**Objective:** Filter the records below down to lines containing "collectivity".
--- start of Material provided ---
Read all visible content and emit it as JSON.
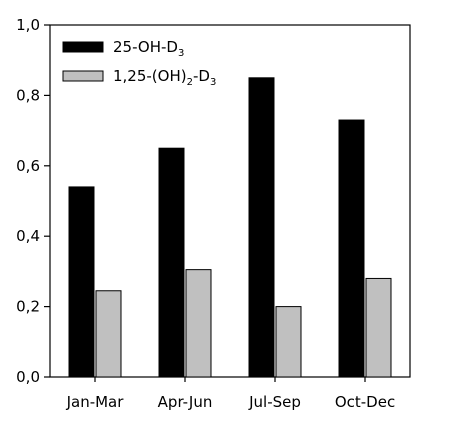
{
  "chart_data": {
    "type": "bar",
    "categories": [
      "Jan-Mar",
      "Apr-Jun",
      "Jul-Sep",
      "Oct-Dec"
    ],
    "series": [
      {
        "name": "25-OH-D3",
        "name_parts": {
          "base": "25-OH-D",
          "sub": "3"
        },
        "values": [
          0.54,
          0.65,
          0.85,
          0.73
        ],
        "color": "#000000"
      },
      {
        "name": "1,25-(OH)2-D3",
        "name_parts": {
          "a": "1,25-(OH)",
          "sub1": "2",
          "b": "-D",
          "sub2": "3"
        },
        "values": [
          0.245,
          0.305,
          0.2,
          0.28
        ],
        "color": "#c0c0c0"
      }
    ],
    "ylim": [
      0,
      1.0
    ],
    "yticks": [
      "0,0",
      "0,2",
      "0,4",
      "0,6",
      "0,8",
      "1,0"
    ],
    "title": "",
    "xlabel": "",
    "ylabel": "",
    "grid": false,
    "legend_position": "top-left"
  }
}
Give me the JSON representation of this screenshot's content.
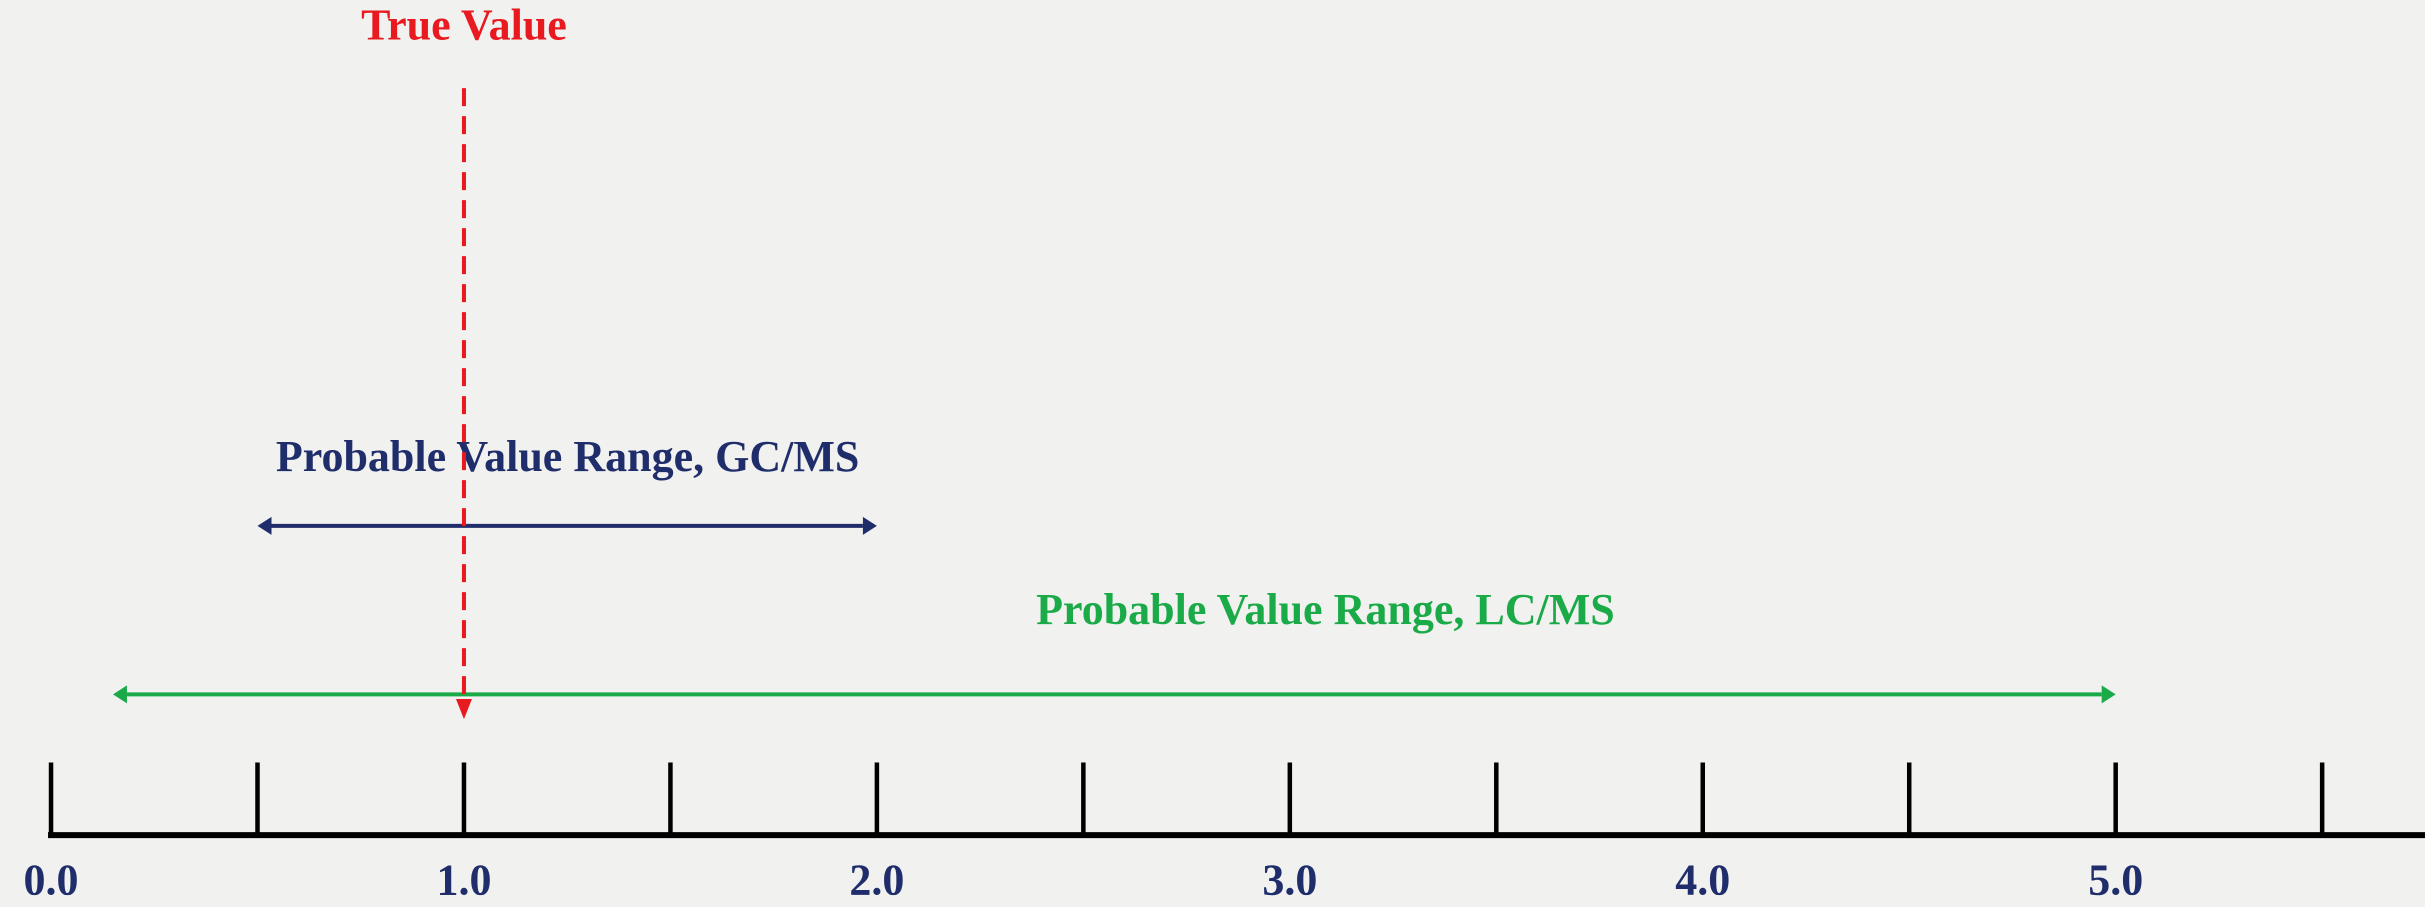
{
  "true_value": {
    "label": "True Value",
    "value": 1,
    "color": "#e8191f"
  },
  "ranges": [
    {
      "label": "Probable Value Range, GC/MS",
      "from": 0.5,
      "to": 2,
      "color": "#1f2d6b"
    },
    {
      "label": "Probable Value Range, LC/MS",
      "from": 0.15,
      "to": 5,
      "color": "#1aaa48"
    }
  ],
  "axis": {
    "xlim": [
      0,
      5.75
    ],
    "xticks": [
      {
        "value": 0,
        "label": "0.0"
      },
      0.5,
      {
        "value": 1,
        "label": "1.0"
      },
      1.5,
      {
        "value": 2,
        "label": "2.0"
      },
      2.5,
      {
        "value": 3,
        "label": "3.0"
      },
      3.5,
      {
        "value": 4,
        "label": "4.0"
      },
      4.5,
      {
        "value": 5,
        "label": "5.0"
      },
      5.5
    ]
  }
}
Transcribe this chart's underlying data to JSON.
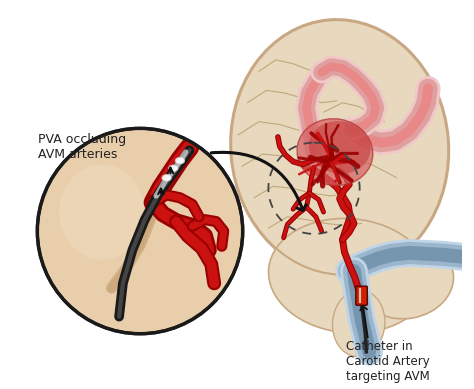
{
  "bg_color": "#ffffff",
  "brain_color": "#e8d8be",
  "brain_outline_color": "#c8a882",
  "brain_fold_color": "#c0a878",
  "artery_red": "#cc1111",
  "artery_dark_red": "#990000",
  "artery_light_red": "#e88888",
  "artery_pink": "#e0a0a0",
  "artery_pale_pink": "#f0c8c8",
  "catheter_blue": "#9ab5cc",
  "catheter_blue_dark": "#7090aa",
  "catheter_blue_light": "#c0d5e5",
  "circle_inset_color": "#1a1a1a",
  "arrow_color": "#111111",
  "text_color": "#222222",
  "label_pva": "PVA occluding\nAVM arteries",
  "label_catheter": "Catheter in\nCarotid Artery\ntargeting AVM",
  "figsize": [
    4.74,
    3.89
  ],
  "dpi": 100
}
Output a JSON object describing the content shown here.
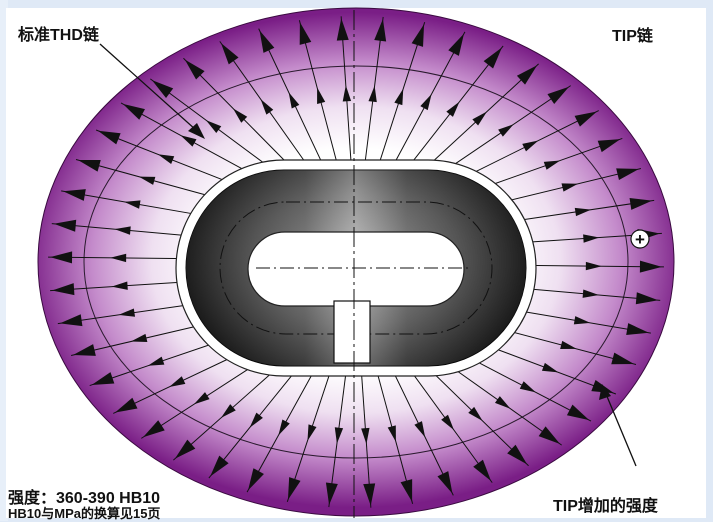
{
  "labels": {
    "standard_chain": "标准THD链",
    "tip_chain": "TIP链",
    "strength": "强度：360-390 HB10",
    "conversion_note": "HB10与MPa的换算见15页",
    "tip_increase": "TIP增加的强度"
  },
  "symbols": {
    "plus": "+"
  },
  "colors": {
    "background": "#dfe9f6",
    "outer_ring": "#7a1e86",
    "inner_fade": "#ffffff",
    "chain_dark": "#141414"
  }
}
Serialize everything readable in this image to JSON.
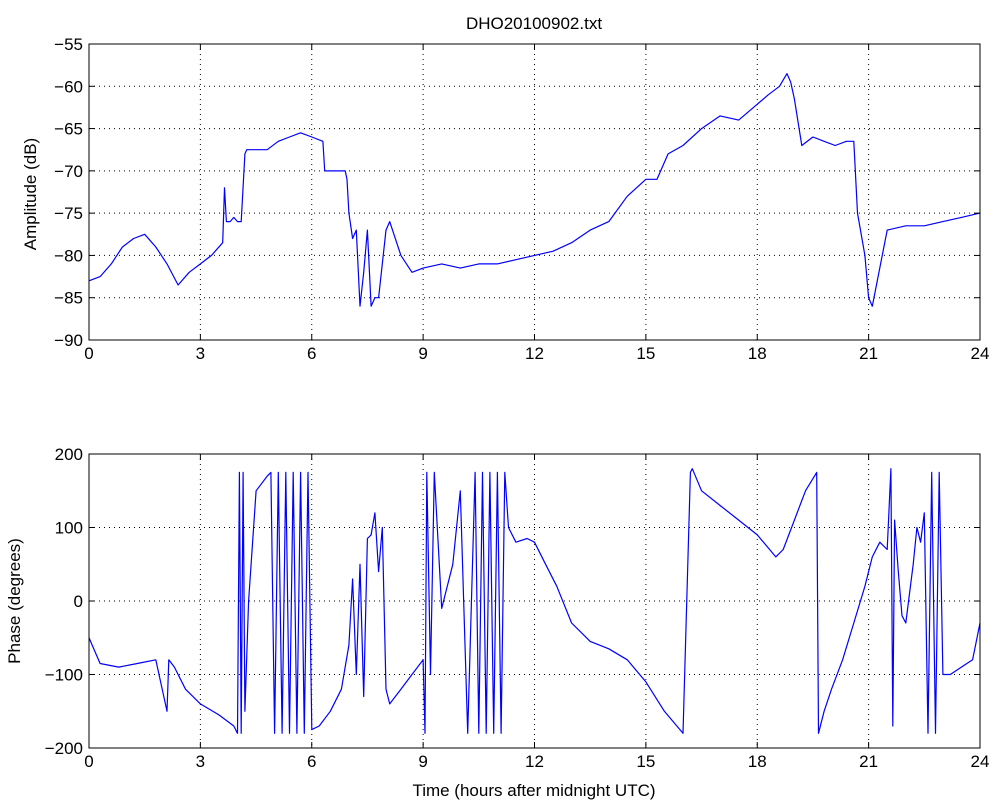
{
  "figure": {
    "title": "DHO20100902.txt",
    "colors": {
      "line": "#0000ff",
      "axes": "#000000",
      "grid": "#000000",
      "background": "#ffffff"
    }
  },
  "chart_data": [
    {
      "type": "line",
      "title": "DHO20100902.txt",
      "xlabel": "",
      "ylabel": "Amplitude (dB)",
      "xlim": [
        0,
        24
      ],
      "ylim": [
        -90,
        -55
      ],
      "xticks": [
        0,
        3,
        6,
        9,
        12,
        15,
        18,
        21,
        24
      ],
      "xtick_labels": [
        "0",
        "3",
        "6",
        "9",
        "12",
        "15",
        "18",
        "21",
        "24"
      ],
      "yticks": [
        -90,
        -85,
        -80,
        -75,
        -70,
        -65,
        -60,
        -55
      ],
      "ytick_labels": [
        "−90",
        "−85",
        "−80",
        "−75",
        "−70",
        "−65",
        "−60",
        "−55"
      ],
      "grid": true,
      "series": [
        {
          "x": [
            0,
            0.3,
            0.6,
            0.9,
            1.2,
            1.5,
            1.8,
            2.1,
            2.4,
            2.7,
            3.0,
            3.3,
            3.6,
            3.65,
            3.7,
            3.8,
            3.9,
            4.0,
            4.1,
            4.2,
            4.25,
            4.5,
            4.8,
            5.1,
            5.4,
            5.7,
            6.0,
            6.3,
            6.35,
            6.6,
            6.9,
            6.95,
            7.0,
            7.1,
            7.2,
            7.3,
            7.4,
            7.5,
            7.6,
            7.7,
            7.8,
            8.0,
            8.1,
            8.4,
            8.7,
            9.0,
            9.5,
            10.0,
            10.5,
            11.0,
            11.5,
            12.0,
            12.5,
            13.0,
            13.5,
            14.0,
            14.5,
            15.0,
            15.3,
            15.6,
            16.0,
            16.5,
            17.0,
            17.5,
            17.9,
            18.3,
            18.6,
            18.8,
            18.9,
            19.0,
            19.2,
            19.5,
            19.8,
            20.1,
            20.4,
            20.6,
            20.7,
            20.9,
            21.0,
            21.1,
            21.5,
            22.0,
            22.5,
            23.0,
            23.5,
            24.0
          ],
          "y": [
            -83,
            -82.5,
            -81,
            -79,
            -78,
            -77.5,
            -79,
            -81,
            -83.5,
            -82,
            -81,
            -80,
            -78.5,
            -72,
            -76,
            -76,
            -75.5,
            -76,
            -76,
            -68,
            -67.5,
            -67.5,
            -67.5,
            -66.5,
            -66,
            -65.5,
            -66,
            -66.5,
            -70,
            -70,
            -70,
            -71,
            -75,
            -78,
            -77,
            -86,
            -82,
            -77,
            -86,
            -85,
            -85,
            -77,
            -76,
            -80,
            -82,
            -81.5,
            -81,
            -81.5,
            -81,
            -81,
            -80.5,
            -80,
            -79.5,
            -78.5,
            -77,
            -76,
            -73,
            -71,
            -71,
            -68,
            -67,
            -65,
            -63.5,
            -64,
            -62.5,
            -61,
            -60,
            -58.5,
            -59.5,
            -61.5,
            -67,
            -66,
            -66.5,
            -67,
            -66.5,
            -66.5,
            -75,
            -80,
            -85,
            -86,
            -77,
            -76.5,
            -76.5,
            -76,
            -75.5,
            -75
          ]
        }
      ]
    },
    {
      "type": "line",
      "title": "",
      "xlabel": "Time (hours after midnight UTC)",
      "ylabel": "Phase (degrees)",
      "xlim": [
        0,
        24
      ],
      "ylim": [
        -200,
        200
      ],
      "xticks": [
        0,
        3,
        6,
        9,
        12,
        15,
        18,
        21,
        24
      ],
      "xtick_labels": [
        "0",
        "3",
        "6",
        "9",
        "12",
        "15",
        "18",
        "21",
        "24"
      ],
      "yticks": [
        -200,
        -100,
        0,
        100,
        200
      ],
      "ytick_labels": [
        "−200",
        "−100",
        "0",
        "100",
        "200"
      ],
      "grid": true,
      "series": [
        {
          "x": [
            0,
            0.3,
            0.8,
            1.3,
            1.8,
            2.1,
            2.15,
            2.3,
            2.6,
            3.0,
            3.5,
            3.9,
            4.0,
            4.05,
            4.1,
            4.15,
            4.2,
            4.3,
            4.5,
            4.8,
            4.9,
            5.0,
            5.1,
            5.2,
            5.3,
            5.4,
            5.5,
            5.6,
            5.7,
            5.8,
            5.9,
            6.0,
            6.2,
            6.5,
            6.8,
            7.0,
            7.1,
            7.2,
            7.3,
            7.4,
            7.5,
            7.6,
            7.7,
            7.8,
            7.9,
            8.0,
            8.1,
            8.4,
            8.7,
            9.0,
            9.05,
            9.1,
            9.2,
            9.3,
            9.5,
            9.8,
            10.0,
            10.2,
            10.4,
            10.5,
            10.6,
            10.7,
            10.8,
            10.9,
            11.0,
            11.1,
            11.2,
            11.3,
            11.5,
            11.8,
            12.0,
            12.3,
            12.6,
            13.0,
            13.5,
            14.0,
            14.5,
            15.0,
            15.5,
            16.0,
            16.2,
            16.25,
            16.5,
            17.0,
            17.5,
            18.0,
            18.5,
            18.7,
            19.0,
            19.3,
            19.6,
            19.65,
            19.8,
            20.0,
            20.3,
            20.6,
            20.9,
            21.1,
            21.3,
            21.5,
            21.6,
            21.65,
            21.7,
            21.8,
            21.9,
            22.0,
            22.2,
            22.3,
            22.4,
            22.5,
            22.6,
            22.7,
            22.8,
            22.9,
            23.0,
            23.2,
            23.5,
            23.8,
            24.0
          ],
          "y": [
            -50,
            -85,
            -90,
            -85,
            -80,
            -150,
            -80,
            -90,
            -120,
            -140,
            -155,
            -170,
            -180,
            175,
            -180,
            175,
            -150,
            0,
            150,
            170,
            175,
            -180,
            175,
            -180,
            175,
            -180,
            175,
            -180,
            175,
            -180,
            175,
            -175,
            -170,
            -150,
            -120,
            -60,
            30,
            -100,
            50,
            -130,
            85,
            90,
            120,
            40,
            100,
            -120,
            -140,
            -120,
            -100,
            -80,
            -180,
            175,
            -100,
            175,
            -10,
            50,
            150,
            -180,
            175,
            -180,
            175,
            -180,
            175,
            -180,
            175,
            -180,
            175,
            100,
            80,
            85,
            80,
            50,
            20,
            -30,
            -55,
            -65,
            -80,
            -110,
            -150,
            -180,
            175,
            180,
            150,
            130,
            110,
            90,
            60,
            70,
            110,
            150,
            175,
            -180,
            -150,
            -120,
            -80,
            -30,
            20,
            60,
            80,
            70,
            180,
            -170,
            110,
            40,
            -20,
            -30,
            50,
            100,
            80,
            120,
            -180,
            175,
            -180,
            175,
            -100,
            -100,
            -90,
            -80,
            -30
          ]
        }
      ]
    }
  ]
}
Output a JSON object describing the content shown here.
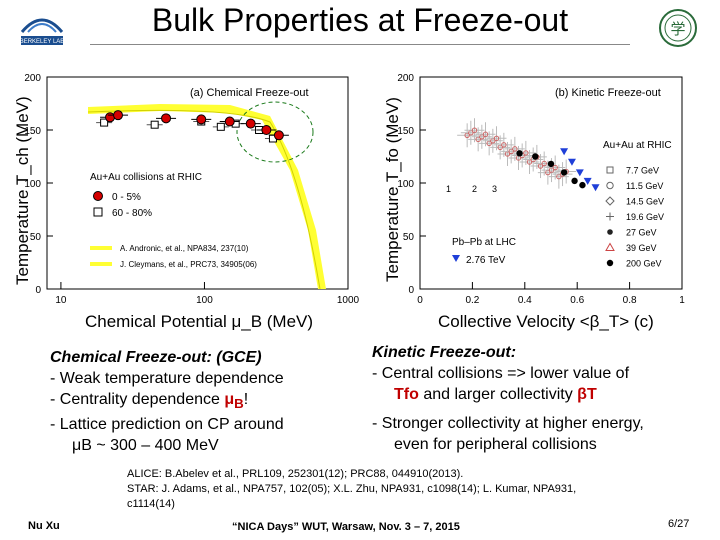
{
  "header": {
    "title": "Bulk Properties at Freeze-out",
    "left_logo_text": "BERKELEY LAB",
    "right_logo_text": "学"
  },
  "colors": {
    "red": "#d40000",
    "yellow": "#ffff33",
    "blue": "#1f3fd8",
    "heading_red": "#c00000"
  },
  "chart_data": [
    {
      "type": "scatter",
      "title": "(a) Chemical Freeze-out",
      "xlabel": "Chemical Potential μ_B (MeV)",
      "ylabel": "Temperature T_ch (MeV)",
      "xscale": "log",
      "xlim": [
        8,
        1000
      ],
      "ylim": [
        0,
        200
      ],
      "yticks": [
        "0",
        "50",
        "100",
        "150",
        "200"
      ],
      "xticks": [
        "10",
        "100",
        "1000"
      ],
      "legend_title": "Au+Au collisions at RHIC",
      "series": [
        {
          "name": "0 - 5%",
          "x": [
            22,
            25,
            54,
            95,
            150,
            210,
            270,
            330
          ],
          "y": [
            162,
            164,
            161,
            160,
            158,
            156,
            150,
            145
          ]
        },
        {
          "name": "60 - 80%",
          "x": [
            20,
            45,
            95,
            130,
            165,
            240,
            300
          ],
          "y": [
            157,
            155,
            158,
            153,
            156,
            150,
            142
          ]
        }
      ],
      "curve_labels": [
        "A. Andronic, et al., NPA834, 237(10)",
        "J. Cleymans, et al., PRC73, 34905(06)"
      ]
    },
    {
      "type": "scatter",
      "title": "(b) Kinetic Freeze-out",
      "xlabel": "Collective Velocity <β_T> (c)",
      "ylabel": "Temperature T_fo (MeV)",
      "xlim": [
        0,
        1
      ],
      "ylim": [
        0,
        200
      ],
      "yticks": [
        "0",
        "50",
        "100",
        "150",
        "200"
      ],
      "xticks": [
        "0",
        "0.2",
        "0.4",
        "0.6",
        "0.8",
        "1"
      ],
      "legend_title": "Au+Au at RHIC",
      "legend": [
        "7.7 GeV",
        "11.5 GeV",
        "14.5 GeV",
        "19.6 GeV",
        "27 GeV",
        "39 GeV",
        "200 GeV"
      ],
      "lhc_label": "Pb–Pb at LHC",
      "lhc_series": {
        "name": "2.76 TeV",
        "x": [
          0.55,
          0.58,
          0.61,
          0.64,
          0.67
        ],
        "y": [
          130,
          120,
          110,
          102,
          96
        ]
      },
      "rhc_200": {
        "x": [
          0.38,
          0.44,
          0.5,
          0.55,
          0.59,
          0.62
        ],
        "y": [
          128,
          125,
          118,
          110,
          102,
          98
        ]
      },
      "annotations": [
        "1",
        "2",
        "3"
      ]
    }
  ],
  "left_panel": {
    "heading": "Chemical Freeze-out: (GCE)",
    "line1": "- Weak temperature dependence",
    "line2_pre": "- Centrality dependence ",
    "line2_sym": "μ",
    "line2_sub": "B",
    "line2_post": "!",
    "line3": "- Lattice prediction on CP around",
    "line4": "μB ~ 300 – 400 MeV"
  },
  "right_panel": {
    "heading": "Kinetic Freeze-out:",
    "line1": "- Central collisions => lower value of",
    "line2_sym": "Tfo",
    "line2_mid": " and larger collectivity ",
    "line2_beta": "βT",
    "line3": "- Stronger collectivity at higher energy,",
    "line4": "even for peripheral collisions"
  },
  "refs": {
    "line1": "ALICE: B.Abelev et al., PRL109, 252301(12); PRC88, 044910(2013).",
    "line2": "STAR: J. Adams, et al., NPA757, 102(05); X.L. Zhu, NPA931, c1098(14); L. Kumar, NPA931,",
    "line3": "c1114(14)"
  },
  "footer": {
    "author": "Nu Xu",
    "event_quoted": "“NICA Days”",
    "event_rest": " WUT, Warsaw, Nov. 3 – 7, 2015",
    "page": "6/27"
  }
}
--- end of Material provided ---
**Result of the exercise:**
    "line2_mid": " and larger collectivity ",
    "line3": "- Stronger collectivity at higher energy,",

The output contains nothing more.